Copy each of the items below line for line, keeping every character, space and number as it stands.

= = = = = = =

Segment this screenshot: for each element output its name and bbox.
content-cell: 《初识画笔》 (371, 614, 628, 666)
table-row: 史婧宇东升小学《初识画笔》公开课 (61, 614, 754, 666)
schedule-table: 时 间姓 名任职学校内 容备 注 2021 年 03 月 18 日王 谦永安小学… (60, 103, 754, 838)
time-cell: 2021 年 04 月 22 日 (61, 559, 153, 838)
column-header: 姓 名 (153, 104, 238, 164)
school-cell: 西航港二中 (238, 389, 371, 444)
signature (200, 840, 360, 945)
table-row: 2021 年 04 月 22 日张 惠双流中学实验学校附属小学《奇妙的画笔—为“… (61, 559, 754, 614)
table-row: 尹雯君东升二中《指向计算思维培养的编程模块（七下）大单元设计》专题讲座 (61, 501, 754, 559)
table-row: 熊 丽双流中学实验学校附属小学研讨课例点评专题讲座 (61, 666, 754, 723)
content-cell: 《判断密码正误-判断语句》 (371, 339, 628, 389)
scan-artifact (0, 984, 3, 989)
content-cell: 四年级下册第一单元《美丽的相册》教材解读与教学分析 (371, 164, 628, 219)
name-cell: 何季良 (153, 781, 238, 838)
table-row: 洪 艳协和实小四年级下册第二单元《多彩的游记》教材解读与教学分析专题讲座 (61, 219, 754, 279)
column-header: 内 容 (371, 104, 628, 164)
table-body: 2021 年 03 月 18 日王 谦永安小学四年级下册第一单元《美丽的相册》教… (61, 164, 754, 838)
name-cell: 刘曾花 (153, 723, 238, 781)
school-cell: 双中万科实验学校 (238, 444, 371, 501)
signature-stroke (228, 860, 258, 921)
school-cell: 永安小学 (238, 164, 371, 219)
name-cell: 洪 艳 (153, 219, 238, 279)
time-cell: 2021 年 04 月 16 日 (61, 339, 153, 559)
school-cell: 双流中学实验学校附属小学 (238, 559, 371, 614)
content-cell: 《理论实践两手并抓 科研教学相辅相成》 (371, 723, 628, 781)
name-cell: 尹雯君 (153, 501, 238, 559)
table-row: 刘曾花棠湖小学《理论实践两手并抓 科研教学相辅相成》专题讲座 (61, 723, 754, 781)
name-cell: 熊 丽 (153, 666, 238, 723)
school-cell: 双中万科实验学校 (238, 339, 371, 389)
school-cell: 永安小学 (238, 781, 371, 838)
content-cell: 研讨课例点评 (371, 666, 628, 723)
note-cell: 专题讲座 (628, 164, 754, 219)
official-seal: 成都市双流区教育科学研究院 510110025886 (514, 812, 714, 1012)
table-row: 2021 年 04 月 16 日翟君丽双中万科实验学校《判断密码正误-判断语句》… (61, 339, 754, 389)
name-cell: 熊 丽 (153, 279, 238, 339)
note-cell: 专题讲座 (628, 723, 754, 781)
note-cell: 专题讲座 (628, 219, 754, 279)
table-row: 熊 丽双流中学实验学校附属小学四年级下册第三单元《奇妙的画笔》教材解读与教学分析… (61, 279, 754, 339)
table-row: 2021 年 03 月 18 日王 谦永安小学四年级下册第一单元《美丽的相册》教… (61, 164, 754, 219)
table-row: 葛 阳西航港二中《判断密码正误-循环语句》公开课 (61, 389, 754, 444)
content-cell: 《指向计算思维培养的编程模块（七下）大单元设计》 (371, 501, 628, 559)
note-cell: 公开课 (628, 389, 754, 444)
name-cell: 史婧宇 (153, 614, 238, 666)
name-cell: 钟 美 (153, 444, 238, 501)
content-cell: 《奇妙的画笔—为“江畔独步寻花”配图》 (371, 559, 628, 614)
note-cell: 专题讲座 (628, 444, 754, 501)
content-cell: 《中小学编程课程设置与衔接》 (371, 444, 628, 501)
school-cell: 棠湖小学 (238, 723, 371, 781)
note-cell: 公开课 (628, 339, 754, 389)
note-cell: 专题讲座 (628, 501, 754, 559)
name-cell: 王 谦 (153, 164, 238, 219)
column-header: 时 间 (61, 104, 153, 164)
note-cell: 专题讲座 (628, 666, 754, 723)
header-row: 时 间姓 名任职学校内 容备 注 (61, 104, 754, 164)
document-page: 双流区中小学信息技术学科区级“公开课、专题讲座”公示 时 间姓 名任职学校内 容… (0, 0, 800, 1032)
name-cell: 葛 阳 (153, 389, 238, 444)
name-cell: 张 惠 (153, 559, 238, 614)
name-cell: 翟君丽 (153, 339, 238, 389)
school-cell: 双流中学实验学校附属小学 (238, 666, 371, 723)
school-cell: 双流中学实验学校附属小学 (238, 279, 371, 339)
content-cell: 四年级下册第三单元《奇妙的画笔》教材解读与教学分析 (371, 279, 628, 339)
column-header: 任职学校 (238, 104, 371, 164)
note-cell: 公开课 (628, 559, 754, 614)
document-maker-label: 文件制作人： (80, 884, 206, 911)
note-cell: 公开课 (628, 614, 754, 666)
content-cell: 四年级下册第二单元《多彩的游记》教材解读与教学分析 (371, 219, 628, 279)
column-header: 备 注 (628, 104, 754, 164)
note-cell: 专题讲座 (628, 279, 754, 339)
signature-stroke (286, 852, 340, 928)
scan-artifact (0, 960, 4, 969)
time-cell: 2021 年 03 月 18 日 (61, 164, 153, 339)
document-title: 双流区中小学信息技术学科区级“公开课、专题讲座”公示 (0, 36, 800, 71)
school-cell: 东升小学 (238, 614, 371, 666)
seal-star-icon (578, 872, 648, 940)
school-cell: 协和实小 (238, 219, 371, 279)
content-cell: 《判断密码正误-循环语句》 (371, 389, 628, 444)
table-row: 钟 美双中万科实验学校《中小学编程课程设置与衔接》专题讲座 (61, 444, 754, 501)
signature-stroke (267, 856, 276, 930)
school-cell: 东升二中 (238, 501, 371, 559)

= = = = = = =

* Task solution
Segment this screenshot: for each element output its name and bbox.
content-cell: 《初识画笔》 (371, 614, 628, 666)
table-row: 史婧宇东升小学《初识画笔》公开课 (61, 614, 754, 666)
schedule-table: 时 间姓 名任职学校内 容备 注 2021 年 03 月 18 日王 谦永安小学… (60, 103, 754, 838)
time-cell: 2021 年 04 月 22 日 (61, 559, 153, 838)
column-header: 姓 名 (153, 104, 238, 164)
school-cell: 西航港二中 (238, 389, 371, 444)
signature (200, 840, 360, 945)
table-row: 2021 年 04 月 22 日张 惠双流中学实验学校附属小学《奇妙的画笔—为“… (61, 559, 754, 614)
table-row: 尹雯君东升二中《指向计算思维培养的编程模块（七下）大单元设计》专题讲座 (61, 501, 754, 559)
table-row: 熊 丽双流中学实验学校附属小学研讨课例点评专题讲座 (61, 666, 754, 723)
content-cell: 《判断密码正误-判断语句》 (371, 339, 628, 389)
scan-artifact (0, 984, 3, 989)
content-cell: 四年级下册第一单元《美丽的相册》教材解读与教学分析 (371, 164, 628, 219)
name-cell: 何季良 (153, 781, 238, 838)
table-row: 洪 艳协和实小四年级下册第二单元《多彩的游记》教材解读与教学分析专题讲座 (61, 219, 754, 279)
column-header: 内 容 (371, 104, 628, 164)
table-body: 2021 年 03 月 18 日王 谦永安小学四年级下册第一单元《美丽的相册》教… (61, 164, 754, 838)
name-cell: 刘曾花 (153, 723, 238, 781)
school-cell: 双中万科实验学校 (238, 444, 371, 501)
signature-stroke (228, 860, 258, 921)
school-cell: 永安小学 (238, 164, 371, 219)
name-cell: 洪 艳 (153, 219, 238, 279)
time-cell: 2021 年 04 月 16 日 (61, 339, 153, 559)
school-cell: 双流中学实验学校附属小学 (238, 559, 371, 614)
content-cell: 《理论实践两手并抓 科研教学相辅相成》 (371, 723, 628, 781)
name-cell: 尹雯君 (153, 501, 238, 559)
table-row: 刘曾花棠湖小学《理论实践两手并抓 科研教学相辅相成》专题讲座 (61, 723, 754, 781)
name-cell: 熊 丽 (153, 666, 238, 723)
school-cell: 双中万科实验学校 (238, 339, 371, 389)
school-cell: 永安小学 (238, 781, 371, 838)
content-cell: 研讨课例点评 (371, 666, 628, 723)
note-cell: 专题讲座 (628, 164, 754, 219)
official-seal: 成都市双流区教育科学研究院 510110025886 (514, 812, 714, 1012)
table-row: 2021 年 04 月 16 日翟君丽双中万科实验学校《判断密码正误-判断语句》… (61, 339, 754, 389)
name-cell: 熊 丽 (153, 279, 238, 339)
note-cell: 专题讲座 (628, 723, 754, 781)
note-cell: 专题讲座 (628, 219, 754, 279)
table-row: 熊 丽双流中学实验学校附属小学四年级下册第三单元《奇妙的画笔》教材解读与教学分析… (61, 279, 754, 339)
table-row: 2021 年 03 月 18 日王 谦永安小学四年级下册第一单元《美丽的相册》教… (61, 164, 754, 219)
table-row: 葛 阳西航港二中《判断密码正误-循环语句》公开课 (61, 389, 754, 444)
content-cell: 《指向计算思维培养的编程模块（七下）大单元设计》 (371, 501, 628, 559)
note-cell: 公开课 (628, 389, 754, 444)
name-cell: 史婧宇 (153, 614, 238, 666)
name-cell: 钟 美 (153, 444, 238, 501)
content-cell: 《奇妙的画笔—为“江畔独步寻花”配图》 (371, 559, 628, 614)
note-cell: 专题讲座 (628, 444, 754, 501)
content-cell: 《中小学编程课程设置与衔接》 (371, 444, 628, 501)
school-cell: 棠湖小学 (238, 723, 371, 781)
note-cell: 公开课 (628, 339, 754, 389)
note-cell: 专题讲座 (628, 501, 754, 559)
name-cell: 王 谦 (153, 164, 238, 219)
column-header: 时 间 (61, 104, 153, 164)
note-cell: 专题讲座 (628, 666, 754, 723)
header-row: 时 间姓 名任职学校内 容备 注 (61, 104, 754, 164)
document-page: 双流区中小学信息技术学科区级“公开课、专题讲座”公示 时 间姓 名任职学校内 容… (0, 0, 800, 1032)
name-cell: 葛 阳 (153, 389, 238, 444)
name-cell: 张 惠 (153, 559, 238, 614)
name-cell: 翟君丽 (153, 339, 238, 389)
school-cell: 双流中学实验学校附属小学 (238, 666, 371, 723)
school-cell: 双流中学实验学校附属小学 (238, 279, 371, 339)
content-cell: 四年级下册第三单元《奇妙的画笔》教材解读与教学分析 (371, 279, 628, 339)
column-header: 任职学校 (238, 104, 371, 164)
note-cell: 公开课 (628, 559, 754, 614)
document-maker-label: 文件制作人： (80, 884, 206, 911)
note-cell: 公开课 (628, 614, 754, 666)
content-cell: 四年级下册第二单元《多彩的游记》教材解读与教学分析 (371, 219, 628, 279)
column-header: 备 注 (628, 104, 754, 164)
note-cell: 专题讲座 (628, 279, 754, 339)
signature-stroke (286, 852, 340, 928)
scan-artifact (0, 960, 4, 969)
time-cell: 2021 年 03 月 18 日 (61, 164, 153, 339)
document-title: 双流区中小学信息技术学科区级“公开课、专题讲座”公示 (0, 36, 800, 71)
school-cell: 东升小学 (238, 614, 371, 666)
seal-star-icon (578, 872, 648, 940)
school-cell: 协和实小 (238, 219, 371, 279)
content-cell: 《判断密码正误-循环语句》 (371, 389, 628, 444)
table-row: 钟 美双中万科实验学校《中小学编程课程设置与衔接》专题讲座 (61, 444, 754, 501)
signature-stroke (267, 856, 276, 930)
school-cell: 东升二中 (238, 501, 371, 559)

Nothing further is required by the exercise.